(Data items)
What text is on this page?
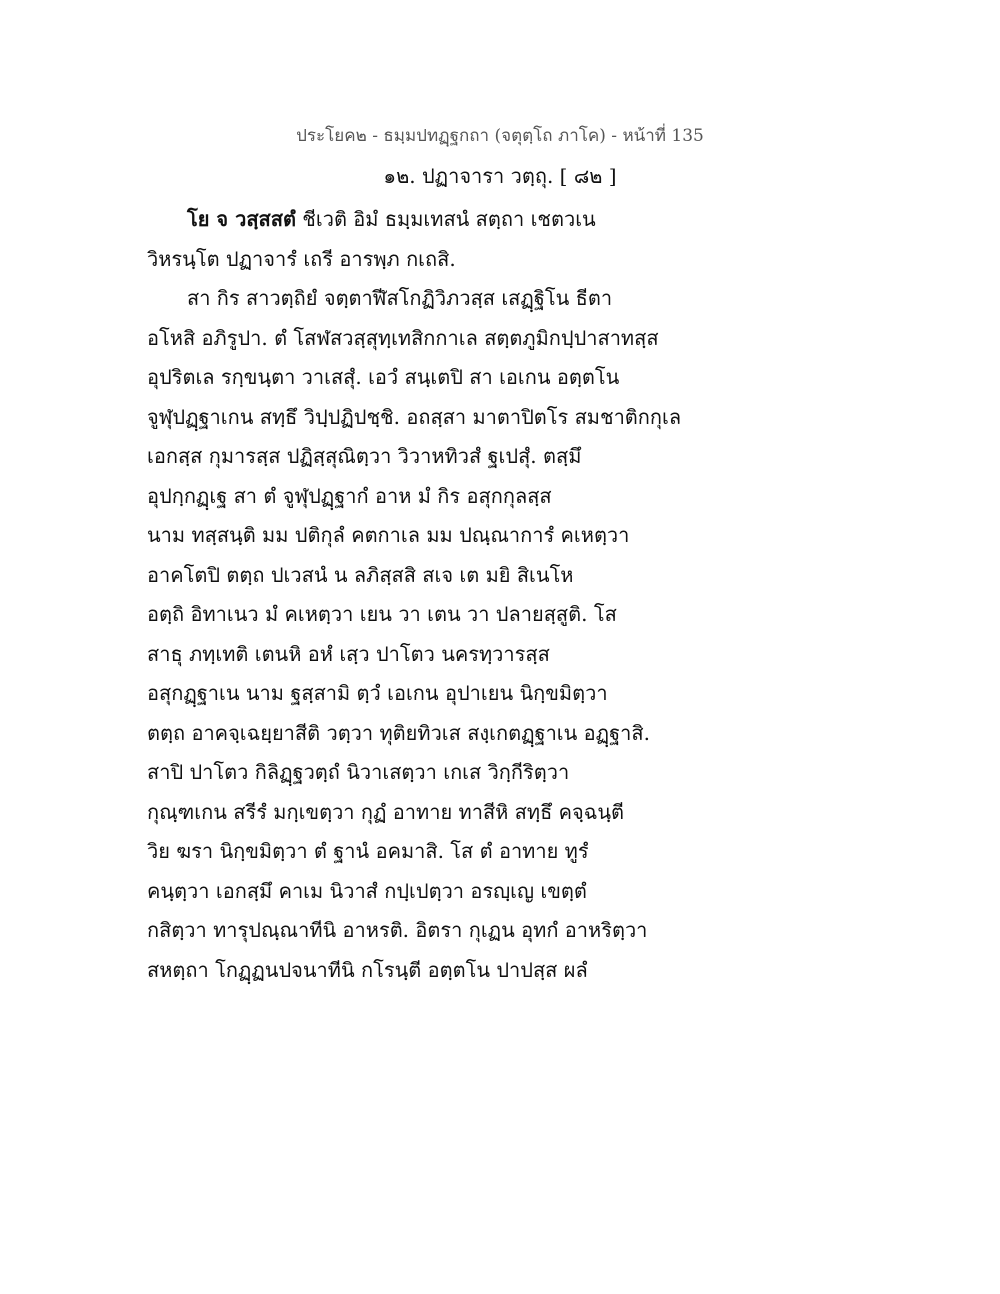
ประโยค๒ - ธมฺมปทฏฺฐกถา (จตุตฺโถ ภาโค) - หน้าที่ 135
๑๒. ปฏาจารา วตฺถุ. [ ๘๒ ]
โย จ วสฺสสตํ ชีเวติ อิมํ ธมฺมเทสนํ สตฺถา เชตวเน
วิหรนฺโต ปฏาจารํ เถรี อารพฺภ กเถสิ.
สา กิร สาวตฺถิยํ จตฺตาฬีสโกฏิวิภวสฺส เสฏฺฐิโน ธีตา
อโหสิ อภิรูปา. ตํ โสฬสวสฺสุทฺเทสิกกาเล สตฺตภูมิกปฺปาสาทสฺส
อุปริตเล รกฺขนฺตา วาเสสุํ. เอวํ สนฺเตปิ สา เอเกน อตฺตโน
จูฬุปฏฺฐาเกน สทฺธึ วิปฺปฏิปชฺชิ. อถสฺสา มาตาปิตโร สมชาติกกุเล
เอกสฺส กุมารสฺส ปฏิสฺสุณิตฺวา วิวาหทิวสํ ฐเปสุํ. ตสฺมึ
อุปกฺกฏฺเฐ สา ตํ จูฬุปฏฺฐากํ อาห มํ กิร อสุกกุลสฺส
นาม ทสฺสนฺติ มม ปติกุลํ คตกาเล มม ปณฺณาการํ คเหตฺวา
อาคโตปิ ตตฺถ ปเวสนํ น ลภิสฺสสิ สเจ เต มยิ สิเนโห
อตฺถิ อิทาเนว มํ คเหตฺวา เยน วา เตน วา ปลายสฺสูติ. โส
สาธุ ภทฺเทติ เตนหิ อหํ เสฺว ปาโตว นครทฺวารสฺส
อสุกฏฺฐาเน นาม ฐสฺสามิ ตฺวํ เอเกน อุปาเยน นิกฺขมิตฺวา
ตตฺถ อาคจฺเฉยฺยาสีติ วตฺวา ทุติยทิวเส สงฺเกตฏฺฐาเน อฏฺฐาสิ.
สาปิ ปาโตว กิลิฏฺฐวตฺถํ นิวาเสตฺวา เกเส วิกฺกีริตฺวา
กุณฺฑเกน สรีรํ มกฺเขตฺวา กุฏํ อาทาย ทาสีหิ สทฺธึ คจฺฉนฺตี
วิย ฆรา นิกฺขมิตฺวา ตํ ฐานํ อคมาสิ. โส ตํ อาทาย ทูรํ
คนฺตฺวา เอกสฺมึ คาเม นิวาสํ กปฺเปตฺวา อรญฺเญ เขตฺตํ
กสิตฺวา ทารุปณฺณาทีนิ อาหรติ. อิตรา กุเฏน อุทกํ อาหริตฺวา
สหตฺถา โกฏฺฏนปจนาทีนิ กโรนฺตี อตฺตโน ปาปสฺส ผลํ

> _Problem to work on_
Reproduce every line exactly and omit all pictures.

> _Expected output_
What text is on this page?
ประโยค๒ - ธมฺมปทฏฺฐกถา (จตุตฺโถ ภาโค) - หน้าที่ 135
๑๒. ปฏาจารา วตฺถุ. [ ๘๒ ]
โย จ วสฺสสตํ ชีเวติ อิมํ ธมฺมเทสนํ สตฺถา เชตวเน
วิหรนฺโต ปฏาจารํ เถรี อารพฺภ กเถสิ.
สา กิร สาวตฺถิยํ จตฺตาฬีสโกฏิวิภวสฺส เสฏฺฐิโน ธีตา
อโหสิ อภิรูปา. ตํ โสฬสวสฺสุทฺเทสิกกาเล สตฺตภูมิกปฺปาสาทสฺส
อุปริตเล รกฺขนฺตา วาเสสุํ. เอวํ สนฺเตปิ สา เอเกน อตฺตโน
จูฬุปฏฺฐาเกน สทฺธึ วิปฺปฏิปชฺชิ. อถสฺสา มาตาปิตโร สมชาติกกุเล
เอกสฺส กุมารสฺส ปฏิสฺสุณิตฺวา วิวาหทิวสํ ฐเปสุํ. ตสฺมึ
อุปกฺกฏฺเฐ สา ตํ จูฬุปฏฺฐากํ อาห มํ กิร อสุกกุลสฺส
นาม ทสฺสนฺติ มม ปติกุลํ คตกาเล มม ปณฺณาการํ คเหตฺวา
อาคโตปิ ตตฺถ ปเวสนํ น ลภิสฺสสิ สเจ เต มยิ สิเนโห
อตฺถิ อิทาเนว มํ คเหตฺวา เยน วา เตน วา ปลายสฺสูติ. โส
สาธุ ภทฺเทติ เตนหิ อหํ เสฺว ปาโตว นครทฺวารสฺส
อสุกฏฺฐาเน นาม ฐสฺสามิ ตฺวํ เอเกน อุปาเยน นิกฺขมิตฺวา
ตตฺถ อาคจฺเฉยฺยาสีติ วตฺวา ทุติยทิวเส สงฺเกตฏฺฐาเน อฏฺฐาสิ.
สาปิ ปาโตว กิลิฏฺฐวตฺถํ นิวาเสตฺวา เกเส วิกฺกีริตฺวา
กุณฺฑเกน สรีรํ มกฺเขตฺวา กุฏํ อาทาย ทาสีหิ สทฺธึ คจฺฉนฺตี
วิย ฆรา นิกฺขมิตฺวา ตํ ฐานํ อคมาสิ. โส ตํ อาทาย ทูรํ
คนฺตฺวา เอกสฺมึ คาเม นิวาสํ กปฺเปตฺวา อรญฺเญ เขตฺตํ
กสิตฺวา ทารุปณฺณาทีนิ อาหรติ. อิตรา กุเฏน อุทกํ อาหริตฺวา
สหตฺถา โกฏฺฏนปจนาทีนิ กโรนฺตี อตฺตโน ปาปสฺส ผลํ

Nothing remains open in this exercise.